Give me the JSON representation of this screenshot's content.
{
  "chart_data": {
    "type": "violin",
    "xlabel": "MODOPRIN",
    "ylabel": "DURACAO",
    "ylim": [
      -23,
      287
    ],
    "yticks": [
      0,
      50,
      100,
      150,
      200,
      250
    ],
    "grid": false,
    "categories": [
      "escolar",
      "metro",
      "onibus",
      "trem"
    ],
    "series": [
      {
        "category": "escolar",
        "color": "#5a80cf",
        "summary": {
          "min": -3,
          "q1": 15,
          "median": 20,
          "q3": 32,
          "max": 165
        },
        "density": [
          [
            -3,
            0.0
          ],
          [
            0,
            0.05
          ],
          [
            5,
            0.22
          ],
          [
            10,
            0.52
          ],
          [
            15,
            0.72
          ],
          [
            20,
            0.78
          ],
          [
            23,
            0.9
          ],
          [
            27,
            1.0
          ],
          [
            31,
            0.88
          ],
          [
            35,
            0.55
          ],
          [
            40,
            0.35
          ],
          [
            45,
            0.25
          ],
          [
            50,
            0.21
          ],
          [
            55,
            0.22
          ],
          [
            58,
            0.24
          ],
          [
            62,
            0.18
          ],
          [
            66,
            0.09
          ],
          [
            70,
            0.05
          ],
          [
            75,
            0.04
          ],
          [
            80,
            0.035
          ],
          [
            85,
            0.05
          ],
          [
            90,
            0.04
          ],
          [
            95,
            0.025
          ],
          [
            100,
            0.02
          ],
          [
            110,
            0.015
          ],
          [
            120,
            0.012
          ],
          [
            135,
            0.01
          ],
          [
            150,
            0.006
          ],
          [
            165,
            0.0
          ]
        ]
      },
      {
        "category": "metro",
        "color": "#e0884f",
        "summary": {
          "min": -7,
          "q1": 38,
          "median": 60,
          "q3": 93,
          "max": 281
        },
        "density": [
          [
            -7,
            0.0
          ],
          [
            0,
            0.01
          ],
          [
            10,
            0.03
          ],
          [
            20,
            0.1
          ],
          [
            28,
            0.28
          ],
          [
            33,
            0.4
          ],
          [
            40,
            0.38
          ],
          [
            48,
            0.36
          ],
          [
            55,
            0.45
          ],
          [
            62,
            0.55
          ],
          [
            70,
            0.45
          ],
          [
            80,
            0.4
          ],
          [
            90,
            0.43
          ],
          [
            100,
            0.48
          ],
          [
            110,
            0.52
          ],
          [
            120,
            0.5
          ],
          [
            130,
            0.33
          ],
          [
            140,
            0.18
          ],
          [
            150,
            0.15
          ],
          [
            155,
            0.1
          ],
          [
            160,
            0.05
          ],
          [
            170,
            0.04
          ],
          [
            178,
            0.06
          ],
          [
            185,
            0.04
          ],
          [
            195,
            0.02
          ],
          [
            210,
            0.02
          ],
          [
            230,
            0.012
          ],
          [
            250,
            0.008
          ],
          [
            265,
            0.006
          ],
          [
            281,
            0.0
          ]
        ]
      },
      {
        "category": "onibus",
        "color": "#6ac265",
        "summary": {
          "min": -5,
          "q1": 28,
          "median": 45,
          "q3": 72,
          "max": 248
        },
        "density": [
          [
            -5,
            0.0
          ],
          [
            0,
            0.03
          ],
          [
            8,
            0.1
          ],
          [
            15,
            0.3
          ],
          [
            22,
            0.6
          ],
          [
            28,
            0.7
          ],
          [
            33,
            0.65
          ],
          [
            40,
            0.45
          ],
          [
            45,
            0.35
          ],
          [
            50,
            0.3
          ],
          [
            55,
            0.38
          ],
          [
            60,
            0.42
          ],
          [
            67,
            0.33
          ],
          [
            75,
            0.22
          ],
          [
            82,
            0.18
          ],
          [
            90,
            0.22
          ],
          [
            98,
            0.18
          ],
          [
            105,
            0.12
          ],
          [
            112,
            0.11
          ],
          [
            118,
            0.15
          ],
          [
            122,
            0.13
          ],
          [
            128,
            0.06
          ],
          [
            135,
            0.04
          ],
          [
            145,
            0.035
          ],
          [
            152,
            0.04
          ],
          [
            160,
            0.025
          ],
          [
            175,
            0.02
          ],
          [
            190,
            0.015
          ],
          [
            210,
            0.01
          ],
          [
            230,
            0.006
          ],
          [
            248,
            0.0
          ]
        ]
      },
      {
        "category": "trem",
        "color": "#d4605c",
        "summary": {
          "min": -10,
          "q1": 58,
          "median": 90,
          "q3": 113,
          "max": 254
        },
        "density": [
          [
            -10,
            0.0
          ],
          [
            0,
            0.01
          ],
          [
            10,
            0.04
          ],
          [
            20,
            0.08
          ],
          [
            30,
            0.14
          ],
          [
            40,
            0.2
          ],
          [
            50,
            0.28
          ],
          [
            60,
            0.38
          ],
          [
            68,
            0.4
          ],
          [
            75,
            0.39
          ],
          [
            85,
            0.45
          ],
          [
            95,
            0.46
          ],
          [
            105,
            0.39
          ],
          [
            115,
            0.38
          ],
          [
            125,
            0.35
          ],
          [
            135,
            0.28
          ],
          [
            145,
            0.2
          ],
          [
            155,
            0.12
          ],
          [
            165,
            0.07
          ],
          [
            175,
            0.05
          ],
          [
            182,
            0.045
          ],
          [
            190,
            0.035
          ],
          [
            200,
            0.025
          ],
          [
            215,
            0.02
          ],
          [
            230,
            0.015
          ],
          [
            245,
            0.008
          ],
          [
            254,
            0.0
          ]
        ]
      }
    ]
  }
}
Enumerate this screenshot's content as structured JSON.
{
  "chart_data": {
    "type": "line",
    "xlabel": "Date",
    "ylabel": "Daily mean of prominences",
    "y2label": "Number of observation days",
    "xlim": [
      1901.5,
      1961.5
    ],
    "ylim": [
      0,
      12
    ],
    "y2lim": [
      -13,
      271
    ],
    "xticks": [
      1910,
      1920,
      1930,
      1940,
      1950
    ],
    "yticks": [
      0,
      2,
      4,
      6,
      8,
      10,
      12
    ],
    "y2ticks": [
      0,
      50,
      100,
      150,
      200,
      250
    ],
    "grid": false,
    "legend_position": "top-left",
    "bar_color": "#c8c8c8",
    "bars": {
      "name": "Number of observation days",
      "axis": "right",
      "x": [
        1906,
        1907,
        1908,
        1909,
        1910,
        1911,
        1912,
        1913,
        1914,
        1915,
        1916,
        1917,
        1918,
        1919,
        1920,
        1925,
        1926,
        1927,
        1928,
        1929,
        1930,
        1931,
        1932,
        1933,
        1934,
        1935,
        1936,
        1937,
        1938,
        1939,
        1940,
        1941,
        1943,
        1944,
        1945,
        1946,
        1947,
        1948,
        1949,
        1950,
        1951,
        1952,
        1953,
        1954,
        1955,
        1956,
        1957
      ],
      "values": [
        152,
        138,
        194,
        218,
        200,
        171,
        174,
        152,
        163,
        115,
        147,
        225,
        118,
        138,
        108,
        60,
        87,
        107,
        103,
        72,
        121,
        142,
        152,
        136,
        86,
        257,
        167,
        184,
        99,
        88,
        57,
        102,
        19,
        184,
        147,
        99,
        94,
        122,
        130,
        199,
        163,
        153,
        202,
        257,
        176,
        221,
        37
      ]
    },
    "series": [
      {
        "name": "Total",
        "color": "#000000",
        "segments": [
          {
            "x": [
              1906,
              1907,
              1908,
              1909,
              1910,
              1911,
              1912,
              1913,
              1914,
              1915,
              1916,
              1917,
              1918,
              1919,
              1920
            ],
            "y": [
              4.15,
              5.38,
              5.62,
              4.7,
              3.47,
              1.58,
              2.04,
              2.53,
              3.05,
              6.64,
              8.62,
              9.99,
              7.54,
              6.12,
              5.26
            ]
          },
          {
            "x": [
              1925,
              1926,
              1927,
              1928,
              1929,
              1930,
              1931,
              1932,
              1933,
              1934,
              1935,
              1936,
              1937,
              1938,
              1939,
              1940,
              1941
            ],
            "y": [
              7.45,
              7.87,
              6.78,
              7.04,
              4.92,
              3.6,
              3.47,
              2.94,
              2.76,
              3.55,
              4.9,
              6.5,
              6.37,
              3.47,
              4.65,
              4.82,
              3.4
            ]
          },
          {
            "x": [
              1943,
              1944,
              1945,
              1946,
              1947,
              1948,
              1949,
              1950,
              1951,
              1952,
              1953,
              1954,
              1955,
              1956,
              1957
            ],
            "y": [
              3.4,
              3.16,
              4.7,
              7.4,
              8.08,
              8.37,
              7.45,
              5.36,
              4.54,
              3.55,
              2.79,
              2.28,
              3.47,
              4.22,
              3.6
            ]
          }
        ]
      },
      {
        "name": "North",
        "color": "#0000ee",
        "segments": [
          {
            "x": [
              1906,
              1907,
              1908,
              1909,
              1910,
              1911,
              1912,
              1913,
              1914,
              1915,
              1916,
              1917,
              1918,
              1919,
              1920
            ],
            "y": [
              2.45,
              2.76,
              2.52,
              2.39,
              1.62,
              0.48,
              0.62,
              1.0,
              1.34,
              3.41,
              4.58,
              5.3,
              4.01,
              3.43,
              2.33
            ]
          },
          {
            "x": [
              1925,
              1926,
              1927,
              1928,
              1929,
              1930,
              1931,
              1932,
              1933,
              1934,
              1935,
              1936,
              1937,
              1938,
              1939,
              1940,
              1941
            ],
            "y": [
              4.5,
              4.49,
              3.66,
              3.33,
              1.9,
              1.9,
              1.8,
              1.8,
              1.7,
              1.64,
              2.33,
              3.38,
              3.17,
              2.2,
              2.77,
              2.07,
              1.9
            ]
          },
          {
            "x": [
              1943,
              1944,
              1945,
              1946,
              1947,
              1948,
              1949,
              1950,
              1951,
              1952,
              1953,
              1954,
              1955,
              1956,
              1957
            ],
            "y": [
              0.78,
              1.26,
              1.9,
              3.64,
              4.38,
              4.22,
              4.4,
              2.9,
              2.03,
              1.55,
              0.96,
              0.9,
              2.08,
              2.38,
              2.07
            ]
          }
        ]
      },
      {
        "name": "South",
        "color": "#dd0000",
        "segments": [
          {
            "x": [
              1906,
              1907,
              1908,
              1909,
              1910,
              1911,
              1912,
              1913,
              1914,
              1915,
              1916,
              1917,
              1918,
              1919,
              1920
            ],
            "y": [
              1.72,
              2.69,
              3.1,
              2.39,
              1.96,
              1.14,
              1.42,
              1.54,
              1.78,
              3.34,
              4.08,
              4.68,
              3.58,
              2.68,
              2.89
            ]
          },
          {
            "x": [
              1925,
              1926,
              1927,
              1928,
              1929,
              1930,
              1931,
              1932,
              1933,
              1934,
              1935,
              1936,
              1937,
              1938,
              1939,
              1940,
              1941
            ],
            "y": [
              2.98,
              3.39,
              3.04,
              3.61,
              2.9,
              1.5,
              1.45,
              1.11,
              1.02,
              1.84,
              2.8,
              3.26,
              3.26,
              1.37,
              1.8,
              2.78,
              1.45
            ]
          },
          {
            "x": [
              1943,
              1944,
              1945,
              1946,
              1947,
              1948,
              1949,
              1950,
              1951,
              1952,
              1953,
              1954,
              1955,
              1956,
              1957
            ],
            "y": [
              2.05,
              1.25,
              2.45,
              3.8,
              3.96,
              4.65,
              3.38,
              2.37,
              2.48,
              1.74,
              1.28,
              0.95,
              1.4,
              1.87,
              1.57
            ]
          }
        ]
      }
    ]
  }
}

EXERCISE DIRECTIONS:
Display every line of the listing that contains the string "observation".

FINISHED EXERCISE:
    "y2label": "Number of observation days",
      "name": "Number of observation days",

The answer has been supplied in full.